— Begin DATA FOR PROCESSING —

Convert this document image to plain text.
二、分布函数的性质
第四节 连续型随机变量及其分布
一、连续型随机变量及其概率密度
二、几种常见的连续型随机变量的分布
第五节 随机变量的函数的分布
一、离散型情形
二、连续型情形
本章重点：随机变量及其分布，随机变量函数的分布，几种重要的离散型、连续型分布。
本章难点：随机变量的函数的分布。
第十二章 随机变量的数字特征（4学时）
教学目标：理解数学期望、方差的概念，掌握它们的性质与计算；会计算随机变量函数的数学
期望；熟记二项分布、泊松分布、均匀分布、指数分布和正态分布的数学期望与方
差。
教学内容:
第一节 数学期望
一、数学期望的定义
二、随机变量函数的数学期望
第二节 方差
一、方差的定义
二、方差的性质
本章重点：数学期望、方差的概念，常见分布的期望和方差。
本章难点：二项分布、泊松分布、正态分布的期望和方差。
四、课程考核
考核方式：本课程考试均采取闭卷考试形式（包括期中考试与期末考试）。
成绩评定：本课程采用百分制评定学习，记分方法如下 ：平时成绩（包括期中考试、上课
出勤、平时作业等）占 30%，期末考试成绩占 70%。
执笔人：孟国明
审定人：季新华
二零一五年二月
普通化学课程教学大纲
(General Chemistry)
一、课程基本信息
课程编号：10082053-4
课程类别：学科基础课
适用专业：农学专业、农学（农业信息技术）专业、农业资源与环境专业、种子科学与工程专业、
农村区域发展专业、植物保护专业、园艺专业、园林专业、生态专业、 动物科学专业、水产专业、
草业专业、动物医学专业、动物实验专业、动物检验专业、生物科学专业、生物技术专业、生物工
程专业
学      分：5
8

— End DATA FOR PROCESSING —
— Begin DATA FOR PROCESSING —

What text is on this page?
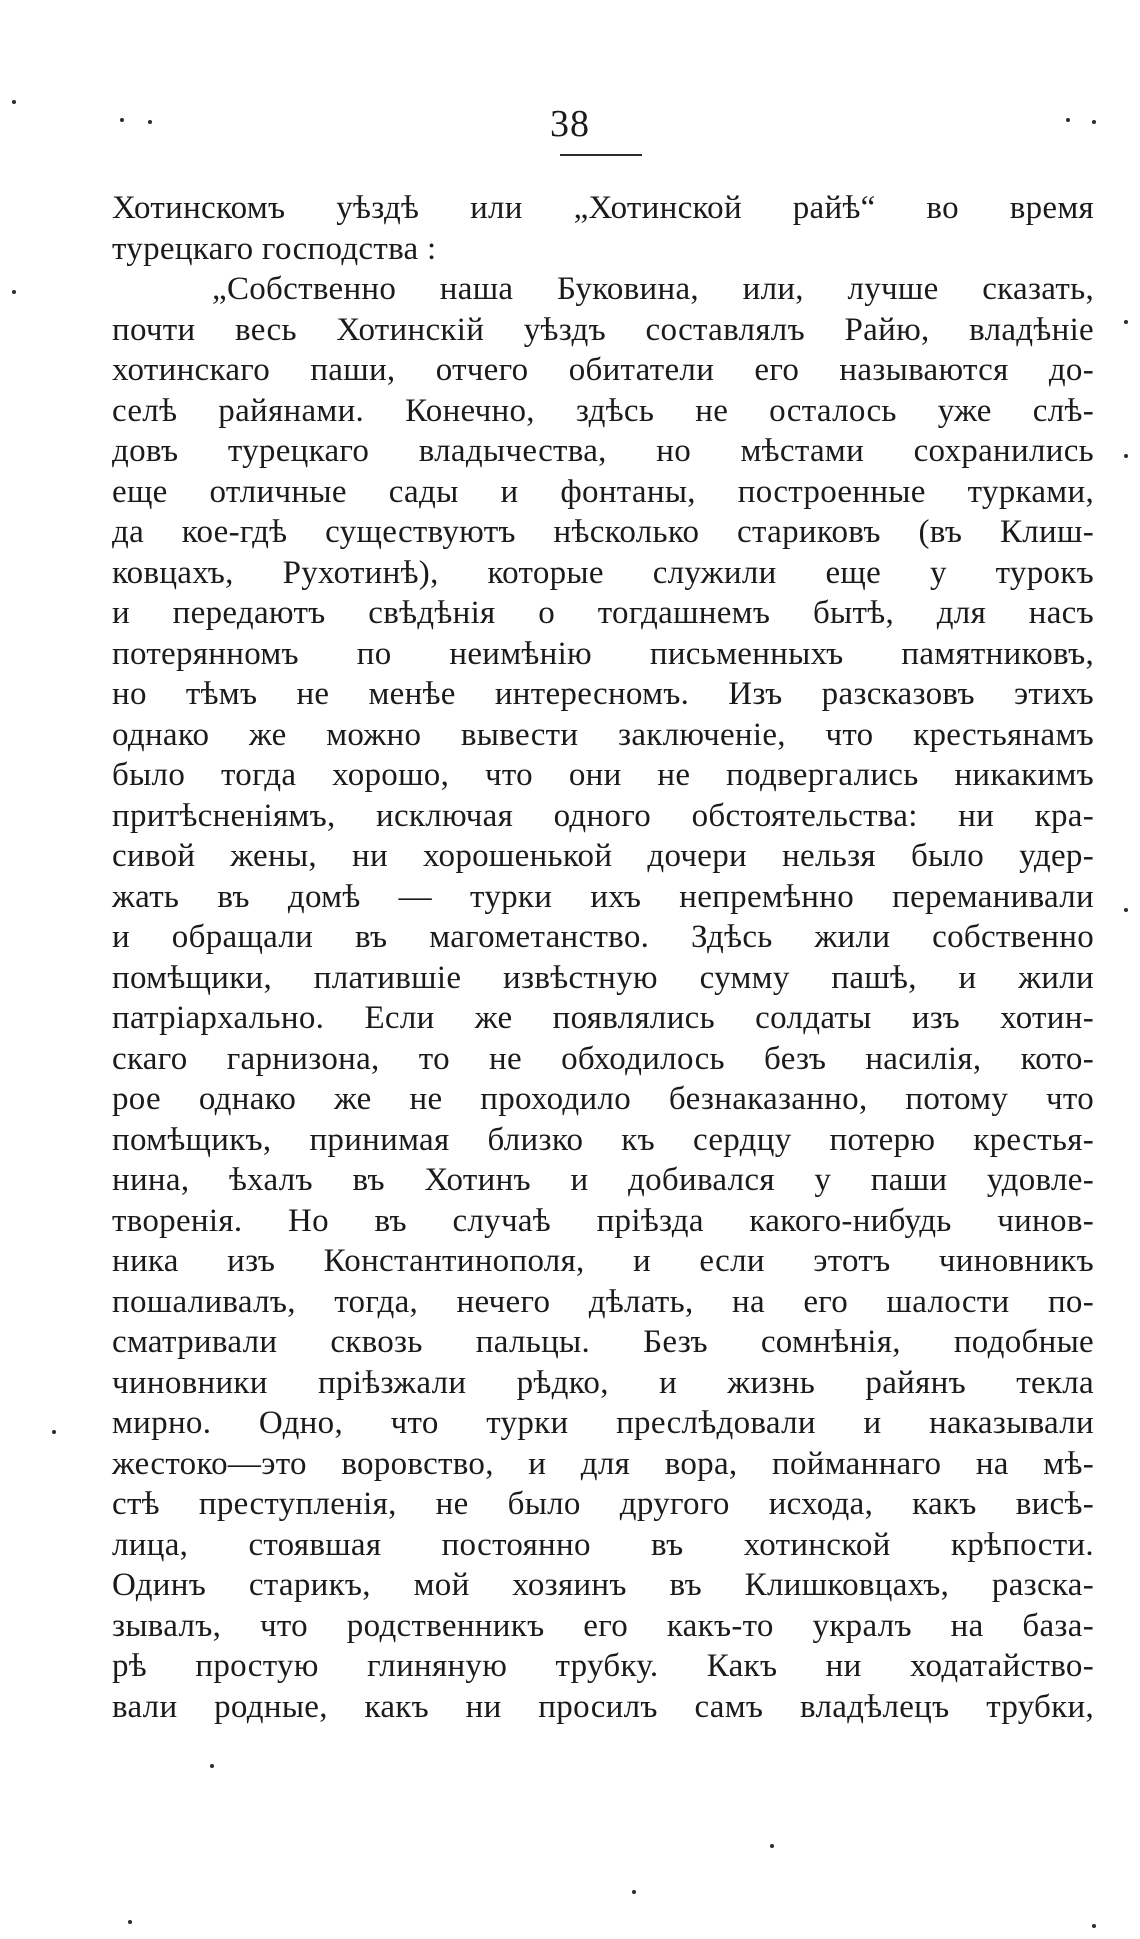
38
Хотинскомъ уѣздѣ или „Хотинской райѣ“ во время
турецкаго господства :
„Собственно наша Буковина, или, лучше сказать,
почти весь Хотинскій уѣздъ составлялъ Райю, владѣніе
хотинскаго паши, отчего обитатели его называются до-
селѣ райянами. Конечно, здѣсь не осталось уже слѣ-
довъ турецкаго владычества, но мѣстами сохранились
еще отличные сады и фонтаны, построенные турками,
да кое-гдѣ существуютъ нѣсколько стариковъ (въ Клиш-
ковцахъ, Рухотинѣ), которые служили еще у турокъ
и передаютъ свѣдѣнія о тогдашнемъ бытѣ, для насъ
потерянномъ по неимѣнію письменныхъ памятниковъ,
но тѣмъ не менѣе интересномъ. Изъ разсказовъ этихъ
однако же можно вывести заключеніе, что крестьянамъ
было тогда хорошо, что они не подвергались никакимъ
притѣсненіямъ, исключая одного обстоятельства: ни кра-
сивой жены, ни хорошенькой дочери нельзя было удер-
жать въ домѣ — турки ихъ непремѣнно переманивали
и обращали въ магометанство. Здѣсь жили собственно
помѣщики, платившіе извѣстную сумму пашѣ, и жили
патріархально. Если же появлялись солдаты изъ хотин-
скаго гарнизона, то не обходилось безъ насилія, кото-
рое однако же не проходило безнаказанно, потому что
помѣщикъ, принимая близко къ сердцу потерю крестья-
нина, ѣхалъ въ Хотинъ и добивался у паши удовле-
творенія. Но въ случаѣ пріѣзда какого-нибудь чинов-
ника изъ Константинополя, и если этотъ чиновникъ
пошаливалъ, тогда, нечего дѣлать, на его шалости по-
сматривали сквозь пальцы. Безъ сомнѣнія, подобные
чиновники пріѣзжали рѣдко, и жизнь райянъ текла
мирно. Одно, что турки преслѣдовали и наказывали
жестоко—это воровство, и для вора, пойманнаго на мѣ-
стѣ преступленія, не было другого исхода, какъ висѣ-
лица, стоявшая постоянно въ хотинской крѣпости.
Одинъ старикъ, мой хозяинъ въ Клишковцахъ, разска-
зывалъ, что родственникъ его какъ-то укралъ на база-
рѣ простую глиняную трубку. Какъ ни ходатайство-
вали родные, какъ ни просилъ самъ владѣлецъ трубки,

— End DATA FOR PROCESSING —
— Begin DATA FOR PROCESSING —

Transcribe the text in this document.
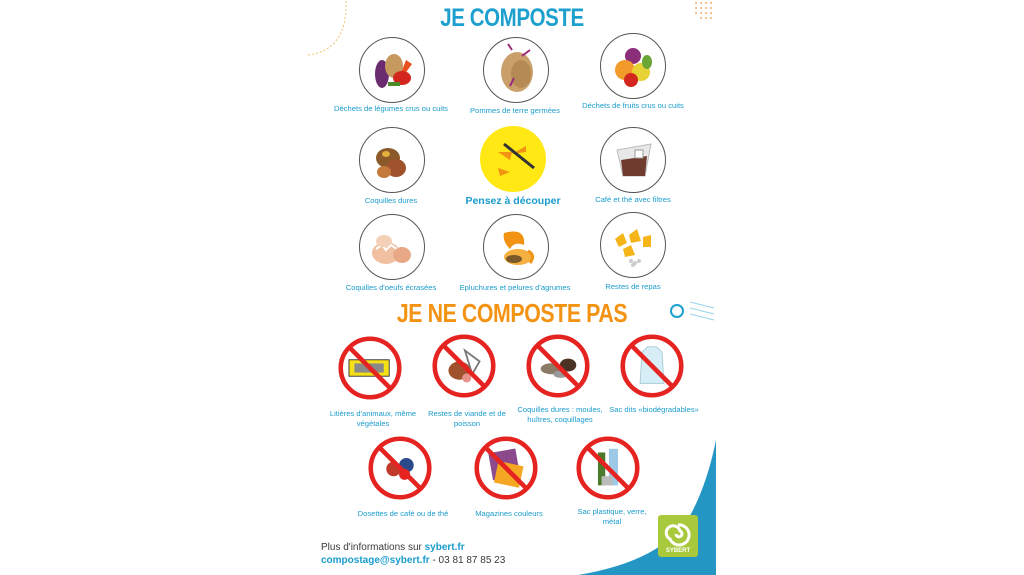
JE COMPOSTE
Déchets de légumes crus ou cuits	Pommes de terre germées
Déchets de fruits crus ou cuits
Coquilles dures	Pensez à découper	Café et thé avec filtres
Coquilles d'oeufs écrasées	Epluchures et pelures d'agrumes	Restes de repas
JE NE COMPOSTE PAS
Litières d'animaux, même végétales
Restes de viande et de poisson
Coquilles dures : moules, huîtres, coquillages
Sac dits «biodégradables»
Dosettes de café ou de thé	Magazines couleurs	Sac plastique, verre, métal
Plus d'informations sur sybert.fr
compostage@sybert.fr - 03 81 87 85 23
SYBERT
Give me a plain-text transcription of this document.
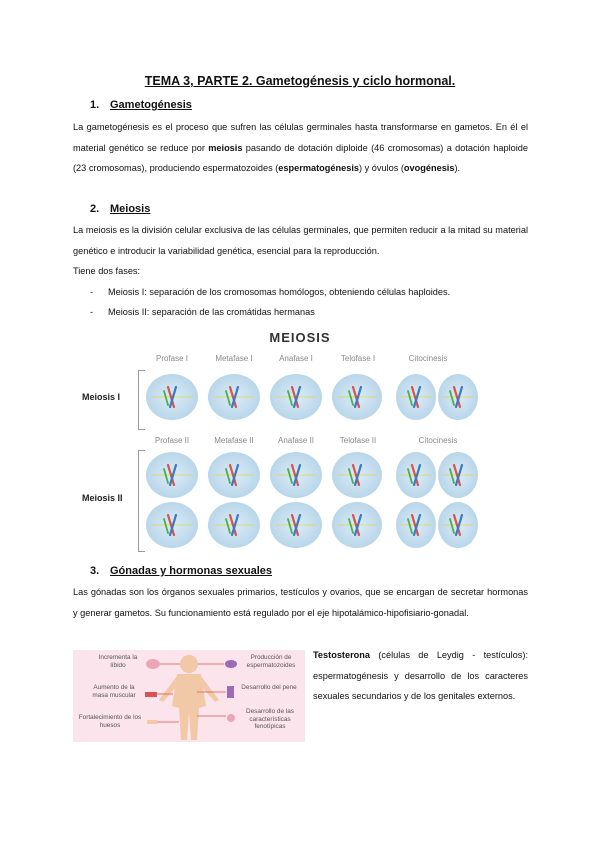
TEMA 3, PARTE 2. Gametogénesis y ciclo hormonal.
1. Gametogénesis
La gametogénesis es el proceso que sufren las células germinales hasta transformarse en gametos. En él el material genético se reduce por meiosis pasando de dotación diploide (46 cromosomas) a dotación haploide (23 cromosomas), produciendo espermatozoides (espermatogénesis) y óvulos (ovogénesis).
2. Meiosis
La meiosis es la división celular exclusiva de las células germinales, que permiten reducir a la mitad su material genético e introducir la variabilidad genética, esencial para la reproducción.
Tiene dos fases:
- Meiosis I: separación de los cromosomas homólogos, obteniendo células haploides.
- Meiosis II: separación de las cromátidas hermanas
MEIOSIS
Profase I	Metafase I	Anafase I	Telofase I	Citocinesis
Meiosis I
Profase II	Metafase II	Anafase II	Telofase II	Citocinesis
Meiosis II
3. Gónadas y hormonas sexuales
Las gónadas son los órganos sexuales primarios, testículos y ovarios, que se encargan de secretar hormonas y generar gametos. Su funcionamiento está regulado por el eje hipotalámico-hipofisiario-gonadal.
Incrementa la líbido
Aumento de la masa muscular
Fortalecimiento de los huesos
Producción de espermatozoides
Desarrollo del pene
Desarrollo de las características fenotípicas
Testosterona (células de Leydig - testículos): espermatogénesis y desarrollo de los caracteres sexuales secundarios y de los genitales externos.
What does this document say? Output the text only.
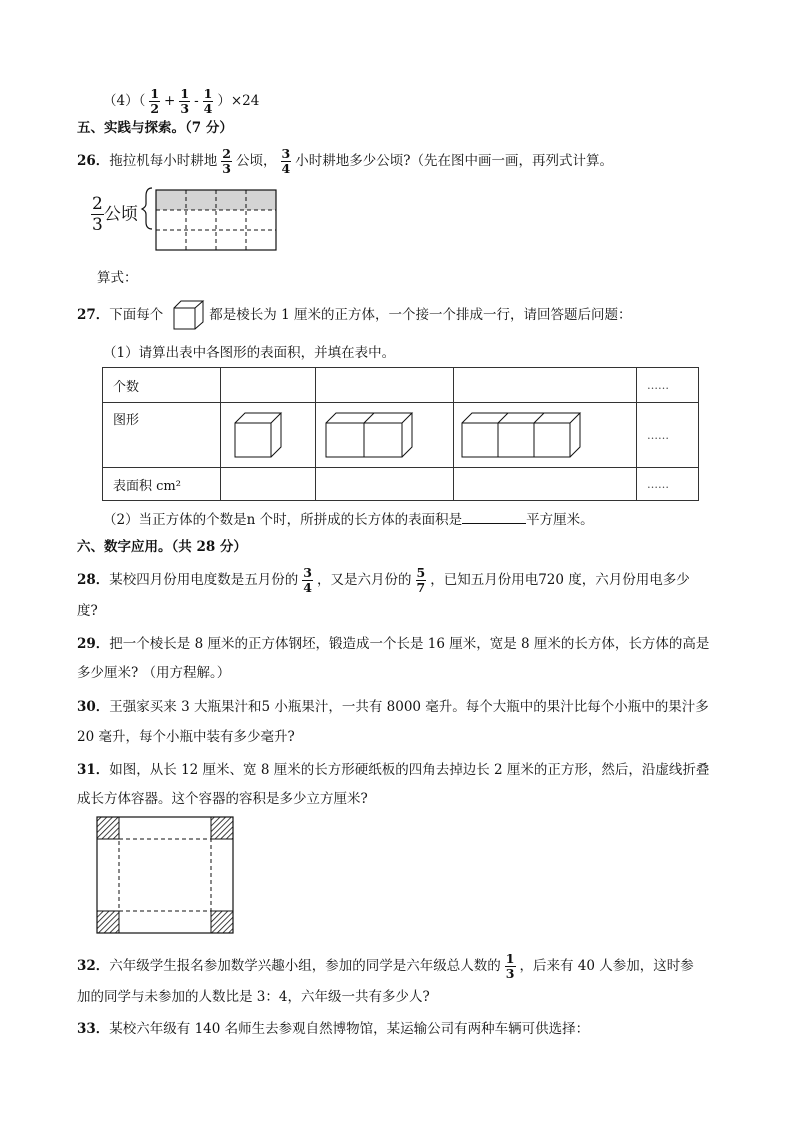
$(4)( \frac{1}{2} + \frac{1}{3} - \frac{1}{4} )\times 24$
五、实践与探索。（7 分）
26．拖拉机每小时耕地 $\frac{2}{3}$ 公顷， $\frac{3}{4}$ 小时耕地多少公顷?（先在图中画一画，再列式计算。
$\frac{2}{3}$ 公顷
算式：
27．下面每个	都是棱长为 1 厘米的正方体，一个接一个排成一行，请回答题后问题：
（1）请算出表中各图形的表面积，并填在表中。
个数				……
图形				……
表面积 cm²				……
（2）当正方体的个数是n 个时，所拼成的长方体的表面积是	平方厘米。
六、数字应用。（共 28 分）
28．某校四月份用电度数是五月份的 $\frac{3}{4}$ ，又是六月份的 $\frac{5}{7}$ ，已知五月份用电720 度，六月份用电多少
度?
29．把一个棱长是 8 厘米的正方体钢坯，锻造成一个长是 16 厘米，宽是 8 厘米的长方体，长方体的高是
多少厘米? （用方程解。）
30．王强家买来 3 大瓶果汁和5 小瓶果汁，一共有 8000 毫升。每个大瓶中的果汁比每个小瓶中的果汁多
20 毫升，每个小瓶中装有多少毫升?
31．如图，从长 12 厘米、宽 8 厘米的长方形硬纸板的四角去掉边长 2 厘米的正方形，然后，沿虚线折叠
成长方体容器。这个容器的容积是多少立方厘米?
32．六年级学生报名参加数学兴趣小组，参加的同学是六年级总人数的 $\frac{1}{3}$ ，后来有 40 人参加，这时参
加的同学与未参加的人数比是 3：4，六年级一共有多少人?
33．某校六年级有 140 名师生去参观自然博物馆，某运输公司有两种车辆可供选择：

— End DATA FOR PROCESSING —

◆ THE REQUEST:
What is the number of lines in the data that hold the string "Citocinesis"? Answer with the number only.

◆ WRITTEN RESPONSE:
2